* _To be done_
Narrow the data below down to the lines containing "JSON".

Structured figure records
####

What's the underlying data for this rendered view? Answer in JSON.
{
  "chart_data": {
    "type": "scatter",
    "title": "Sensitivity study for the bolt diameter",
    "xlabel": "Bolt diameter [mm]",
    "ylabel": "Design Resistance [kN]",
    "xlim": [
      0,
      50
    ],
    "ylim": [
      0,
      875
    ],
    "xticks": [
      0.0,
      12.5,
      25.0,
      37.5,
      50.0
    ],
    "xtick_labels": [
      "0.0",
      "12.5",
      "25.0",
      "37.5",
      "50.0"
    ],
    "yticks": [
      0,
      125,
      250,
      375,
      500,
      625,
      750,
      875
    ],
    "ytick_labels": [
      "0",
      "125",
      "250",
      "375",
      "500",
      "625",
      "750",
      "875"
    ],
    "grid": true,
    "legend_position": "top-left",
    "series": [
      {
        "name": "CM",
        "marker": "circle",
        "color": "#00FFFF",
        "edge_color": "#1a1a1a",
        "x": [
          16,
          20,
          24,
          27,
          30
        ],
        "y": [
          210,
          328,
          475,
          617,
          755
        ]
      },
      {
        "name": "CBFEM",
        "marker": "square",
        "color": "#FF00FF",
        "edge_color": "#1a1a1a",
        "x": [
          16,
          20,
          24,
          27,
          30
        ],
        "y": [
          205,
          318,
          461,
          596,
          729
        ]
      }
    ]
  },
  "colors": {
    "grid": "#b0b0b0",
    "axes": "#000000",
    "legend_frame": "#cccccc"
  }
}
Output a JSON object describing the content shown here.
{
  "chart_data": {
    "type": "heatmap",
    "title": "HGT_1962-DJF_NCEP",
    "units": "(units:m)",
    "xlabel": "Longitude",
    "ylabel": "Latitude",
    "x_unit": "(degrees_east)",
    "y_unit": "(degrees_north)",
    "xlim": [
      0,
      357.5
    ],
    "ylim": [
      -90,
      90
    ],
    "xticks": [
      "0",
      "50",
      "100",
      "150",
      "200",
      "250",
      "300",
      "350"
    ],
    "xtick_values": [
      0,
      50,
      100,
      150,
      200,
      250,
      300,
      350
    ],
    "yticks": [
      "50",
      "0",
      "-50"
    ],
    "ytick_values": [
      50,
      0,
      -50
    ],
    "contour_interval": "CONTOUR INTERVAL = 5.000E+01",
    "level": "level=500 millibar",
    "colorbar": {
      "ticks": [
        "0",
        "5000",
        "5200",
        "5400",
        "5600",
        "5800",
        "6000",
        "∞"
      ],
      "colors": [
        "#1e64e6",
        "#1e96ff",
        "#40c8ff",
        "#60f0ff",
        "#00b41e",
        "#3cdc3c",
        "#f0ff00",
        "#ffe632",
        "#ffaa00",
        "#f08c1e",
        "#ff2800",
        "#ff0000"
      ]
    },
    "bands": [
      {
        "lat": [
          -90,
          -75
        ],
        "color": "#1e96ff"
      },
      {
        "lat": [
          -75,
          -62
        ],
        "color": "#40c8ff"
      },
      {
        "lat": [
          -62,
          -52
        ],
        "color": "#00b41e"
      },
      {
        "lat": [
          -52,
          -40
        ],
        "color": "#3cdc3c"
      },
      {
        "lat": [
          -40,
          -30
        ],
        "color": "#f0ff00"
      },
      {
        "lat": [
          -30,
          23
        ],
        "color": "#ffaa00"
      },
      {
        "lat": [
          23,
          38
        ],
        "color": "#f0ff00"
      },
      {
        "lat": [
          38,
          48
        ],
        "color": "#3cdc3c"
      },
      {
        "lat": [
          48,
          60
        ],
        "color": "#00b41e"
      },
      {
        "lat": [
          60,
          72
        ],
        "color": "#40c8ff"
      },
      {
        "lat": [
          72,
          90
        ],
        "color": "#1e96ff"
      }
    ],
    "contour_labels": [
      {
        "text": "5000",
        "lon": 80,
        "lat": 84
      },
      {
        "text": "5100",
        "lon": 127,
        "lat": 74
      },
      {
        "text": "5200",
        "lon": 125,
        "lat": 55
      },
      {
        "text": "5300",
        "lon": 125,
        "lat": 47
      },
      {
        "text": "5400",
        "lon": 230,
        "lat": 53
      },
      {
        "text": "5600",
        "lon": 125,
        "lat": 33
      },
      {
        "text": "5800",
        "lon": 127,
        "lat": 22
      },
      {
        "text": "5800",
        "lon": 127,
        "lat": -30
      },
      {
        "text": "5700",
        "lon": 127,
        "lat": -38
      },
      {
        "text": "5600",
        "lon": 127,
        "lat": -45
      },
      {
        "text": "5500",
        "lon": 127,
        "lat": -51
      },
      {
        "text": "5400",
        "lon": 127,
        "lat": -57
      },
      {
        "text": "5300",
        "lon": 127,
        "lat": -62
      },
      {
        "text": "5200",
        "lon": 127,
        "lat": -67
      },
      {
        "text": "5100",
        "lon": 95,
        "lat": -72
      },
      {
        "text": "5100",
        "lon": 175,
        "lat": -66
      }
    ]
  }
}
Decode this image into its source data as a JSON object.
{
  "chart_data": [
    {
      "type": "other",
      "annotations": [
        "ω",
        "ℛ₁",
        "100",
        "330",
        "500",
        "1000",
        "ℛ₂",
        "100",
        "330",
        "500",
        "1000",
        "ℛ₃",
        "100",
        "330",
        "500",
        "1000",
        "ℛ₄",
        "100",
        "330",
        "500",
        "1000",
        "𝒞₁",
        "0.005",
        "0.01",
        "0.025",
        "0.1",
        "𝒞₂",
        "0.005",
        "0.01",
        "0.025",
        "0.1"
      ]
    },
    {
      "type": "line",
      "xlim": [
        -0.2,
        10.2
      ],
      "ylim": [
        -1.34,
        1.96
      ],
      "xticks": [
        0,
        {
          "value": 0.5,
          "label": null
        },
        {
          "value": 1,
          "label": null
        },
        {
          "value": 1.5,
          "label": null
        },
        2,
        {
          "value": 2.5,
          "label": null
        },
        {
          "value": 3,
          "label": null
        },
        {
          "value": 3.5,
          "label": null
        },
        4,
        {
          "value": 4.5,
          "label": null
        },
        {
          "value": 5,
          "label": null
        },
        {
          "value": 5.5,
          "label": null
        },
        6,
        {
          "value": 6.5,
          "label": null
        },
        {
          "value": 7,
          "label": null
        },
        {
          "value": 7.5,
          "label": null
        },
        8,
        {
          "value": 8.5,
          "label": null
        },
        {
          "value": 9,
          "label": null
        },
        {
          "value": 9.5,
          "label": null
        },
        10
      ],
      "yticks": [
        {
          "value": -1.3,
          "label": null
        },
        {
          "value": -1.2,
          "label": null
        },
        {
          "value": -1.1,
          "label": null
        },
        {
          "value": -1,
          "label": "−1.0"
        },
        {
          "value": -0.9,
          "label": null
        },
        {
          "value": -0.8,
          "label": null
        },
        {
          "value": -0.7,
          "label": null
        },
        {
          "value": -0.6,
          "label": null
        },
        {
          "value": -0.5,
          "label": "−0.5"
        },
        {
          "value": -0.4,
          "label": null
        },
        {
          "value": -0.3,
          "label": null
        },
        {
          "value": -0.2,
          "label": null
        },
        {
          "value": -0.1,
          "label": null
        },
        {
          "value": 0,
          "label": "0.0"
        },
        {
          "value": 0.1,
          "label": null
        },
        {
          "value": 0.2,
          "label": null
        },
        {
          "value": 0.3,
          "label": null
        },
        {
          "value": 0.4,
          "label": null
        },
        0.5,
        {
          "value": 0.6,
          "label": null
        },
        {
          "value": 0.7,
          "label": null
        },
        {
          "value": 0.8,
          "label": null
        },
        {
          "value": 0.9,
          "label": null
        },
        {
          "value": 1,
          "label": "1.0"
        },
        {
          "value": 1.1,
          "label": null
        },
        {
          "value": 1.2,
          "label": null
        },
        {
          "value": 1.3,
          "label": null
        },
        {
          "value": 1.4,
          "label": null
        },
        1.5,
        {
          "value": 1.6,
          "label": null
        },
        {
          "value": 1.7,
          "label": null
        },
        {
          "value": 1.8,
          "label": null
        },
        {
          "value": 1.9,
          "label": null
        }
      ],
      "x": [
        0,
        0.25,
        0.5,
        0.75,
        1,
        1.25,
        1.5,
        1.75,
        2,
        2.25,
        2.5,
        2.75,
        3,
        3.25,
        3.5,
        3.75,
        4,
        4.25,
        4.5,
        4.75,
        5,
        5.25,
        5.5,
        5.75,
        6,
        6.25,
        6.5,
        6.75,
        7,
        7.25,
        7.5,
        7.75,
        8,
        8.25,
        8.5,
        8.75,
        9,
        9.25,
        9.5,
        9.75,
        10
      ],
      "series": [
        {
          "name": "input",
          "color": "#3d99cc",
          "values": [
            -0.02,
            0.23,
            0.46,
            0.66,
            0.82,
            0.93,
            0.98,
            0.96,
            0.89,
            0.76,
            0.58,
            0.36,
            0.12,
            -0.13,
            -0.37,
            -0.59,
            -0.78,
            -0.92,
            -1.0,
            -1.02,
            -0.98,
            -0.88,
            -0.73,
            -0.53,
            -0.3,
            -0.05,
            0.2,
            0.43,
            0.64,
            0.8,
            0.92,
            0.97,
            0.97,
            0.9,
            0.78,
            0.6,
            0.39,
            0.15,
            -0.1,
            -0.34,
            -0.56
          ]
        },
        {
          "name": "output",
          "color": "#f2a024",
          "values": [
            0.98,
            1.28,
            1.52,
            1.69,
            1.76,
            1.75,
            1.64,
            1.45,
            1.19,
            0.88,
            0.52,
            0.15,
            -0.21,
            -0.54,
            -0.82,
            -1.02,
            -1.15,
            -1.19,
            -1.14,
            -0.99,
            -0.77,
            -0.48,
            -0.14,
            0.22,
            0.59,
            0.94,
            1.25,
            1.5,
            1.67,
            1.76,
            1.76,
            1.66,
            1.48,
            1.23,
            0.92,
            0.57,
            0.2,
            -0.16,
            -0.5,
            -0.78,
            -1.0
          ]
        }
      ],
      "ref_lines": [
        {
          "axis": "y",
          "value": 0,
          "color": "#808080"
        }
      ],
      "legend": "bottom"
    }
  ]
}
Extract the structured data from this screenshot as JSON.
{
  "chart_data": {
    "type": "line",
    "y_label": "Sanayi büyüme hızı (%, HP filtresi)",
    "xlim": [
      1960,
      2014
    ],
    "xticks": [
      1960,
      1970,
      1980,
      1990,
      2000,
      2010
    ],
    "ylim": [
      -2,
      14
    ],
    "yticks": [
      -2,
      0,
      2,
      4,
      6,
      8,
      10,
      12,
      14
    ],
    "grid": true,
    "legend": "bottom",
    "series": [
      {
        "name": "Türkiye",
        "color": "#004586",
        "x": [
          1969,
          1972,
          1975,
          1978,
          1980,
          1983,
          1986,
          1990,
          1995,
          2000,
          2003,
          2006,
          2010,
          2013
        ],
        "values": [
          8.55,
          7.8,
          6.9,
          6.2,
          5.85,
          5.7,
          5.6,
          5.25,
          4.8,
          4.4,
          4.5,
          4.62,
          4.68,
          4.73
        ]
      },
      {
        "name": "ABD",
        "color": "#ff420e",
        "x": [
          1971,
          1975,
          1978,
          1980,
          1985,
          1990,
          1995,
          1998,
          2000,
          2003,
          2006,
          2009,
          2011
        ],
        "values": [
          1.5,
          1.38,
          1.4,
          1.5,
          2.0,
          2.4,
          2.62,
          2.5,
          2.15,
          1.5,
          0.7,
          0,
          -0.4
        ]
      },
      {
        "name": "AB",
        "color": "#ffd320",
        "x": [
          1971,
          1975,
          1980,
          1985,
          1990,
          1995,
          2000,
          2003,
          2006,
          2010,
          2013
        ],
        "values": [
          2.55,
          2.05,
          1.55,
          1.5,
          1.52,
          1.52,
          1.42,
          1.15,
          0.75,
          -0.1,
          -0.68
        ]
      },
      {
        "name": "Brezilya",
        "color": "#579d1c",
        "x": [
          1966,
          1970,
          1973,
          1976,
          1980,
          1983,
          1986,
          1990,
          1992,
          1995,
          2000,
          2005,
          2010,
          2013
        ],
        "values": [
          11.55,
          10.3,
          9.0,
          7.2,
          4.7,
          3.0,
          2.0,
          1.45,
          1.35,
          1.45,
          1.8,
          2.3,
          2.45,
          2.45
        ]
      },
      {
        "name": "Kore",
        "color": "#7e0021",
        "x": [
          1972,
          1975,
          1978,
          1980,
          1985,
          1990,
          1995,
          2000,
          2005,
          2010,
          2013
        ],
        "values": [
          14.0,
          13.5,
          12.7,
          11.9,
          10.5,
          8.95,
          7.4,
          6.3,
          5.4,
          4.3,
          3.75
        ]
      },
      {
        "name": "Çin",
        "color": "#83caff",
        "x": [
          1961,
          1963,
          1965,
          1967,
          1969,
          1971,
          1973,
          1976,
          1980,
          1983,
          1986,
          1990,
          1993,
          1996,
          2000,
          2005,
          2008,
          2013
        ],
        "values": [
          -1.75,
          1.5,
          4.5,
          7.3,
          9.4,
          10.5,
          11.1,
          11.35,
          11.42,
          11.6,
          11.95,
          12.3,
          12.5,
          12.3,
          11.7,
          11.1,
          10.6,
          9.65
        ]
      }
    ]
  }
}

####

* _Solution_
What's the underlying data for this rendered view? Answer in JSON.
Output a JSON object describing the content shown here.
Decode this image into its source data as a JSON object.
Extract the structured data from this screenshot as JSON.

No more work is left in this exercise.